━━━━━ Stored rows ━━━━━

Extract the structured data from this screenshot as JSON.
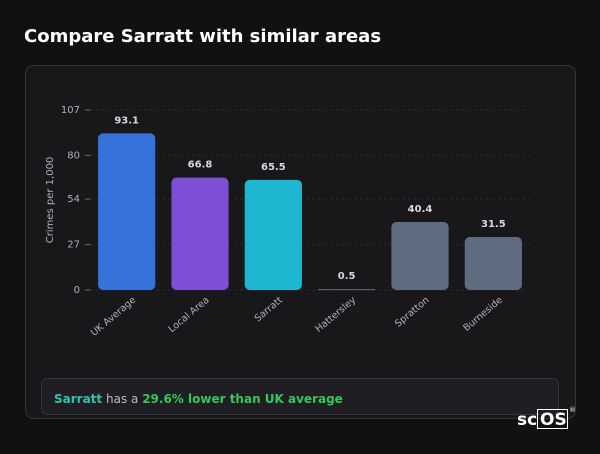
{
  "title": "Compare Sarratt with similar areas",
  "chart_data": {
    "type": "bar",
    "y_label": "Crimes per 1,000",
    "categories": [
      "UK Average",
      "Local Area",
      "Sarratt",
      "Hattersley",
      "Spratton",
      "Burneside"
    ],
    "values": [
      93.1,
      66.8,
      65.5,
      0.5,
      40.4,
      31.5
    ],
    "colors": [
      "#3672d9",
      "#7c4fd5",
      "#1fb6cf",
      "#5f6b7f",
      "#5f6b7f",
      "#5f6b7f"
    ],
    "ylim": [
      0,
      107
    ],
    "yticks": [
      0,
      27,
      54,
      80,
      107
    ],
    "grid": true
  },
  "summary": {
    "area": "Sarratt",
    "middle": "has a",
    "highlight": "29.6% lower than UK average"
  },
  "logo": {
    "prefix": "sc",
    "boxed": "OS",
    "mark": "®"
  }
}
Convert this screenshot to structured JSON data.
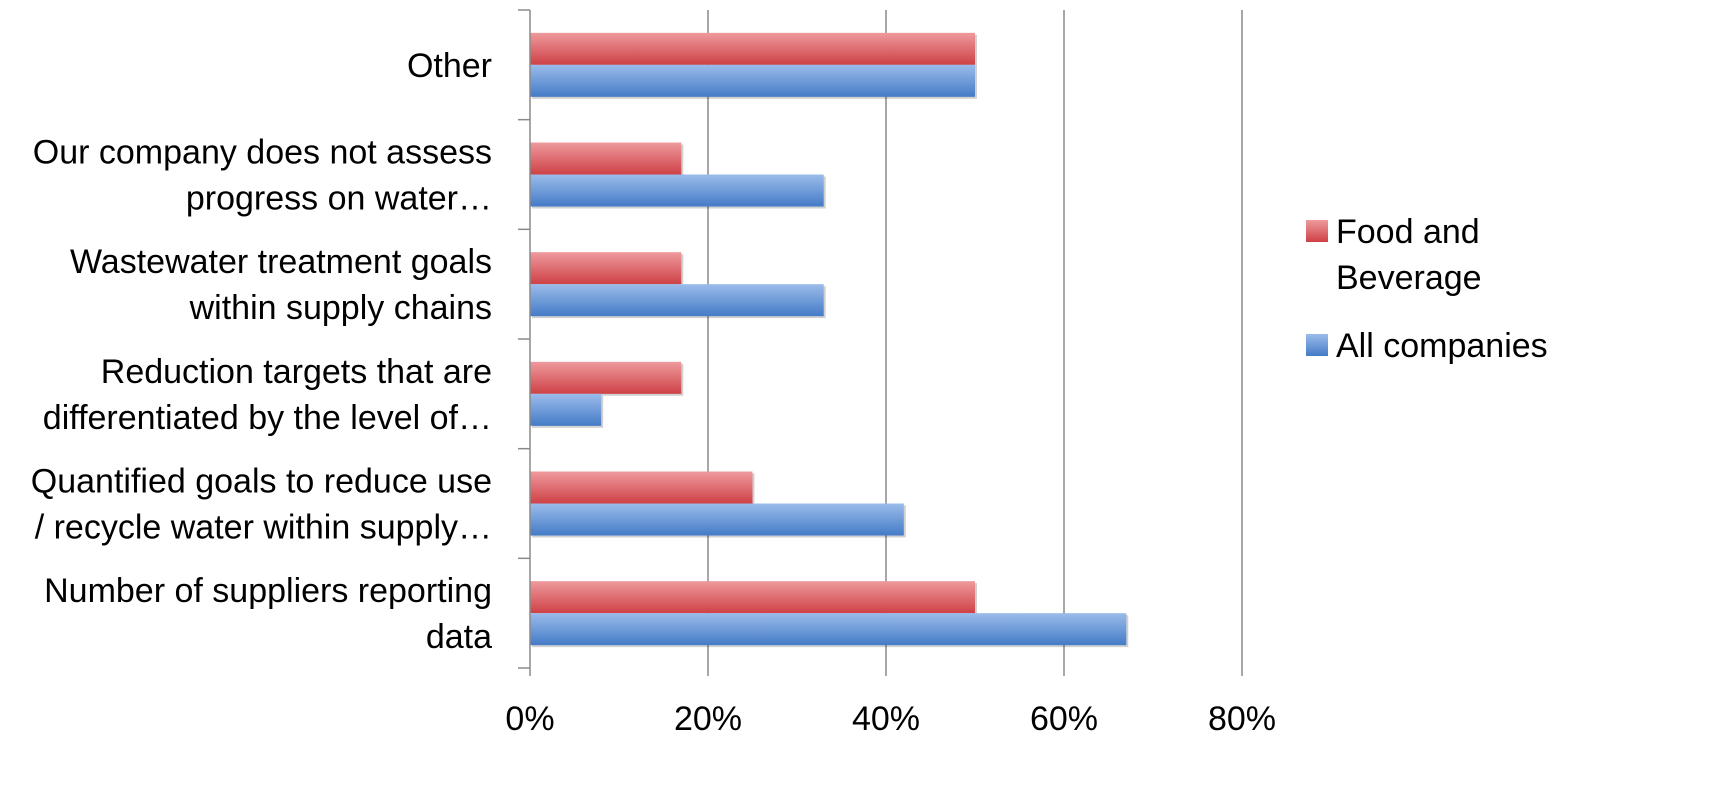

━━━━━

Directions for this task ▸ Print all of the entries word for word. Omit the pictures they contain.

Output ▸
Extract the structured data from this screenshot as JSON.
{
  "title": "Compare Sarratt with similar areas",
  "chart_data": {
    "type": "bar",
    "y_label": "Crimes per 1,000",
    "categories": [
      "UK Average",
      "Local Area",
      "Sarratt",
      "Hattersley",
      "Spratton",
      "Burneside"
    ],
    "values": [
      93.1,
      66.8,
      65.5,
      0.5,
      40.4,
      31.5
    ],
    "colors": [
      "#3672d9",
      "#7c4fd5",
      "#1fb6cf",
      "#5f6b7f",
      "#5f6b7f",
      "#5f6b7f"
    ],
    "ylim": [
      0,
      107
    ],
    "yticks": [
      0,
      27,
      54,
      80,
      107
    ],
    "grid": true
  },
  "summary": {
    "area": "Sarratt",
    "middle": "has a",
    "highlight": "29.6% lower than UK average"
  },
  "logo": {
    "prefix": "sc",
    "boxed": "OS",
    "mark": "®"
  }
}
Convert this screenshot to structured JSON data.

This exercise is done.